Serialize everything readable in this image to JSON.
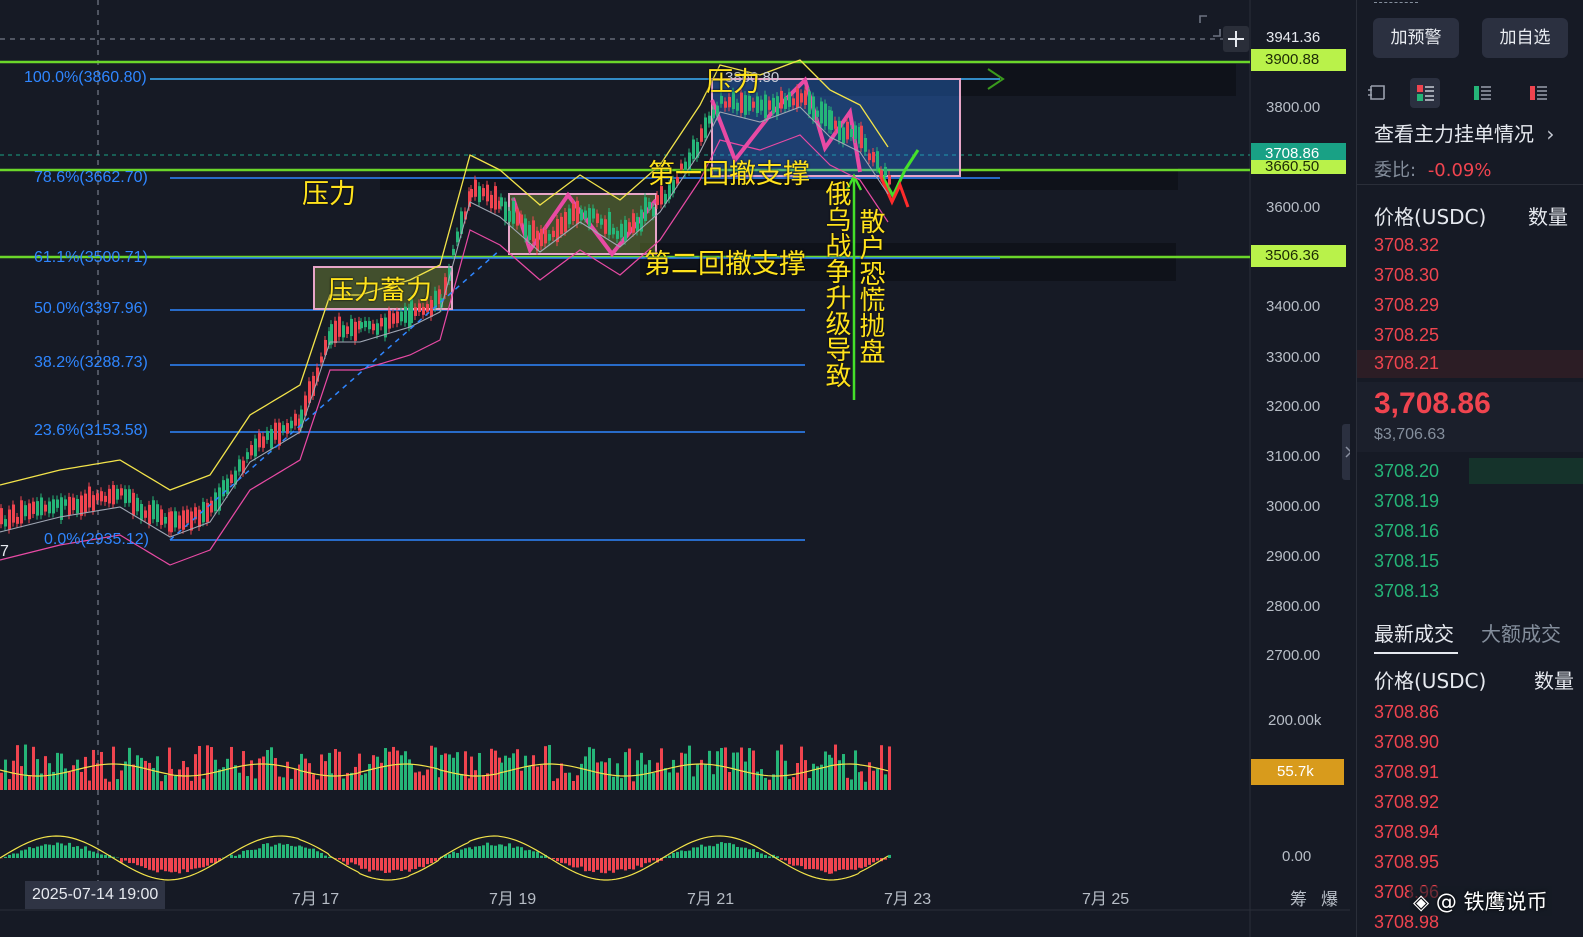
{
  "chart": {
    "last_price_label": "3941.36",
    "price_tags": [
      {
        "label": "3900.88",
        "bg": "#b9f24a",
        "fg": "#1c2b05"
      },
      {
        "label": "3708.86",
        "bg": "#19a185",
        "fg": "#ffffff"
      },
      {
        "label": "3660.50",
        "bg": "#b9f24a",
        "fg": "#1c2b05"
      },
      {
        "label": "3506.36",
        "bg": "#b9f24a",
        "fg": "#1c2b05"
      }
    ],
    "y_axis": [
      "3800.00",
      "3600.00",
      "3400.00",
      "3300.00",
      "3200.00",
      "3100.00",
      "3000.00",
      "2900.00",
      "2800.00",
      "2700.00"
    ],
    "volume_axis": "200.00k",
    "volume_tag": "55.7k",
    "macd_axis": "0.00",
    "fib_levels": [
      {
        "label": "100.0%(3860.80)"
      },
      {
        "label": "78.6%(3662.70)"
      },
      {
        "label": "61.1%(3500.71)"
      },
      {
        "label": "50.0%(3397.96)"
      },
      {
        "label": "38.2%(3288.73)"
      },
      {
        "label": "23.6%(3153.58)"
      },
      {
        "label": "0.0%(2935.12)"
      }
    ],
    "top_box_value": "3860.80",
    "x_axis": {
      "crosshair_time": "2025-07-14 19:00",
      "labels": [
        "7月 17",
        "7月 19",
        "7月 21",
        "7月 23",
        "7月 25"
      ],
      "right_icons": [
        "筹",
        "爆"
      ]
    },
    "left_edge_digit": "7",
    "annotations": {
      "pressure_left": "压力",
      "pressure_top": "压力",
      "pressure_accumulate": "压力蓄力",
      "first_pullback": "第一回撤支撑",
      "second_pullback": "第二回撤支撑",
      "war_note": "俄乌战争升级导致",
      "panic_note": "散户恐慌抛盘"
    }
  },
  "sidebar": {
    "alert_button": "加预警",
    "watchlist_button": "加自选",
    "order_book_link": "查看主力挂单情况",
    "commission_ratio_label": "委比:",
    "commission_ratio_value": "-0.09%",
    "price_header": "价格(USDC)",
    "qty_header": "数量",
    "asks": [
      "3708.32",
      "3708.30",
      "3708.29",
      "3708.25",
      "3708.21"
    ],
    "mid_price": "3,708.86",
    "mid_price_usd": "$3,706.63",
    "bids": [
      "3708.20",
      "3708.19",
      "3708.16",
      "3708.15",
      "3708.13"
    ],
    "tab_latest": "最新成交",
    "tab_large": "大额成交",
    "trades_price_header": "价格(USDC)",
    "trades_qty_header": "数量",
    "trades": [
      "3708.86",
      "3708.90",
      "3708.91",
      "3708.92",
      "3708.94",
      "3708.95",
      "3708.96",
      "3708.98"
    ],
    "watermark": "@ 铁鹰说币"
  },
  "colors": {
    "bg": "#161a25",
    "up": "#25b578",
    "down": "#f0444f",
    "fib": "#2f86ff",
    "annotation": "#ffe21c",
    "pink": "#e84aa4",
    "green_line": "#6bd62a"
  }
}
◇ ◇ ◇ ◇
Task instructions: Without the pictures, output the full listing exactly as it stands.

Complete response:
Serialize everything readable in this image to JSON.
{
  "chart": {
    "last_price_label": "3941.36",
    "price_tags": [
      {
        "label": "3900.88",
        "bg": "#b9f24a",
        "fg": "#1c2b05"
      },
      {
        "label": "3708.86",
        "bg": "#19a185",
        "fg": "#ffffff"
      },
      {
        "label": "3660.50",
        "bg": "#b9f24a",
        "fg": "#1c2b05"
      },
      {
        "label": "3506.36",
        "bg": "#b9f24a",
        "fg": "#1c2b05"
      }
    ],
    "y_axis": [
      "3800.00",
      "3600.00",
      "3400.00",
      "3300.00",
      "3200.00",
      "3100.00",
      "3000.00",
      "2900.00",
      "2800.00",
      "2700.00"
    ],
    "volume_axis": "200.00k",
    "volume_tag": "55.7k",
    "macd_axis": "0.00",
    "fib_levels": [
      {
        "label": "100.0%(3860.80)"
      },
      {
        "label": "78.6%(3662.70)"
      },
      {
        "label": "61.1%(3500.71)"
      },
      {
        "label": "50.0%(3397.96)"
      },
      {
        "label": "38.2%(3288.73)"
      },
      {
        "label": "23.6%(3153.58)"
      },
      {
        "label": "0.0%(2935.12)"
      }
    ],
    "top_box_value": "3860.80",
    "x_axis": {
      "crosshair_time": "2025-07-14 19:00",
      "labels": [
        "7月 17",
        "7月 19",
        "7月 21",
        "7月 23",
        "7月 25"
      ],
      "right_icons": [
        "筹",
        "爆"
      ]
    },
    "left_edge_digit": "7",
    "annotations": {
      "pressure_left": "压力",
      "pressure_top": "压力",
      "pressure_accumulate": "压力蓄力",
      "first_pullback": "第一回撤支撑",
      "second_pullback": "第二回撤支撑",
      "war_note": "俄乌战争升级导致",
      "panic_note": "散户恐慌抛盘"
    }
  },
  "sidebar": {
    "alert_button": "加预警",
    "watchlist_button": "加自选",
    "order_book_link": "查看主力挂单情况",
    "commission_ratio_label": "委比:",
    "commission_ratio_value": "-0.09%",
    "price_header": "价格(USDC)",
    "qty_header": "数量",
    "asks": [
      "3708.32",
      "3708.30",
      "3708.29",
      "3708.25",
      "3708.21"
    ],
    "mid_price": "3,708.86",
    "mid_price_usd": "$3,706.63",
    "bids": [
      "3708.20",
      "3708.19",
      "3708.16",
      "3708.15",
      "3708.13"
    ],
    "tab_latest": "最新成交",
    "tab_large": "大额成交",
    "trades_price_header": "价格(USDC)",
    "trades_qty_header": "数量",
    "trades": [
      "3708.86",
      "3708.90",
      "3708.91",
      "3708.92",
      "3708.94",
      "3708.95",
      "3708.96",
      "3708.98"
    ],
    "watermark": "@ 铁鹰说币"
  },
  "colors": {
    "bg": "#161a25",
    "up": "#25b578",
    "down": "#f0444f",
    "fib": "#2f86ff",
    "annotation": "#ffe21c",
    "pink": "#e84aa4",
    "green_line": "#6bd62a"
  }
}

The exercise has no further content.